> The problem
Gather all lines containing the string "title" and copy them out.
# # #
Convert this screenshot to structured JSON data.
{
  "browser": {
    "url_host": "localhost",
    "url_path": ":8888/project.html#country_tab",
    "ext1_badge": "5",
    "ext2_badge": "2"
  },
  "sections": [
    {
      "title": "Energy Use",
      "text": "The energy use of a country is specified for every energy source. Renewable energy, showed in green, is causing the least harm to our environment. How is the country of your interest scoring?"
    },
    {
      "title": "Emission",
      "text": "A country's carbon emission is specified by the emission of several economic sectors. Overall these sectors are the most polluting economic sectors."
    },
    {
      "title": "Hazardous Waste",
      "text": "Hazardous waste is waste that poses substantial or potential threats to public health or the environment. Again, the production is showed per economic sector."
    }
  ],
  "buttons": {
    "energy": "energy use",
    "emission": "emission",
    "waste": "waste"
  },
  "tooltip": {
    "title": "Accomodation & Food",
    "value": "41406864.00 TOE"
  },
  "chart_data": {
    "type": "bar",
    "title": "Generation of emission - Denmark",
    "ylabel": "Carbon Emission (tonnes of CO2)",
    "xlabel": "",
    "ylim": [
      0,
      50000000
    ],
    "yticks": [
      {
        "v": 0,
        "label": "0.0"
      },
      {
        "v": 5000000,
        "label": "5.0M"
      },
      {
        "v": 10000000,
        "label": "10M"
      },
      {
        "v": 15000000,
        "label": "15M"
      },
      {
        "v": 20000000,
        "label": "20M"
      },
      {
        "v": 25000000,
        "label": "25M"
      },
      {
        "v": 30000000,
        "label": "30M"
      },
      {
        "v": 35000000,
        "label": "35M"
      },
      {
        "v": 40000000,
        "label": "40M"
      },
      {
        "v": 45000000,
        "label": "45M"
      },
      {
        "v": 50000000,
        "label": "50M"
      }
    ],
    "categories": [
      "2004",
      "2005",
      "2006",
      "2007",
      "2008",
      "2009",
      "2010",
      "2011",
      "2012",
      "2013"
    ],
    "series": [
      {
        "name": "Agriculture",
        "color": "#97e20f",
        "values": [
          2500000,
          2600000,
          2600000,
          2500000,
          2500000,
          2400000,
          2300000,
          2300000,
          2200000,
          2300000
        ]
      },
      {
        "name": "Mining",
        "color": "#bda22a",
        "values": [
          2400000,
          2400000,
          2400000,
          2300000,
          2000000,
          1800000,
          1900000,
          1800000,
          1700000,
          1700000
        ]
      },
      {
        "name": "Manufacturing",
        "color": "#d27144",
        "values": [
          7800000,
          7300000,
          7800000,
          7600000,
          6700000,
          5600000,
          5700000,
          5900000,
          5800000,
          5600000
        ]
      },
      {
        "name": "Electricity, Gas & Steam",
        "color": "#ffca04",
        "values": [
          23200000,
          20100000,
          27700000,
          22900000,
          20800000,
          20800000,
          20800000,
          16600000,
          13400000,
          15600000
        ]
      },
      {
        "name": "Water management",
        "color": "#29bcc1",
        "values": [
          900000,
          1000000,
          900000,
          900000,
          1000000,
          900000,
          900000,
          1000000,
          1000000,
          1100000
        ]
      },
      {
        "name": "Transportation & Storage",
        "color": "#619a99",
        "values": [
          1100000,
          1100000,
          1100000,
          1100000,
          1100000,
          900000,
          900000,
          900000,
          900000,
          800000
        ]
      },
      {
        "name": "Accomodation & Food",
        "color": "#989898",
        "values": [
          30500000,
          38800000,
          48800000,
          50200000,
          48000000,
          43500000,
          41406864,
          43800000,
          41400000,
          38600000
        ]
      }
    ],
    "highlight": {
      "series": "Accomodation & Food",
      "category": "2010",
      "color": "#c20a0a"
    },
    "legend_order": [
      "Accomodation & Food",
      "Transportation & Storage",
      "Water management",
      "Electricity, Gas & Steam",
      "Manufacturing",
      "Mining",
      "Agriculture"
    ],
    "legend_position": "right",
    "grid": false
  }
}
# # #
> Solution
      "title": "Energy Use",
      "title": "Emission",
      "title": "Hazardous Waste",
    "title": "Accomodation & Food",
    "title": "Generation of emission - Denmark",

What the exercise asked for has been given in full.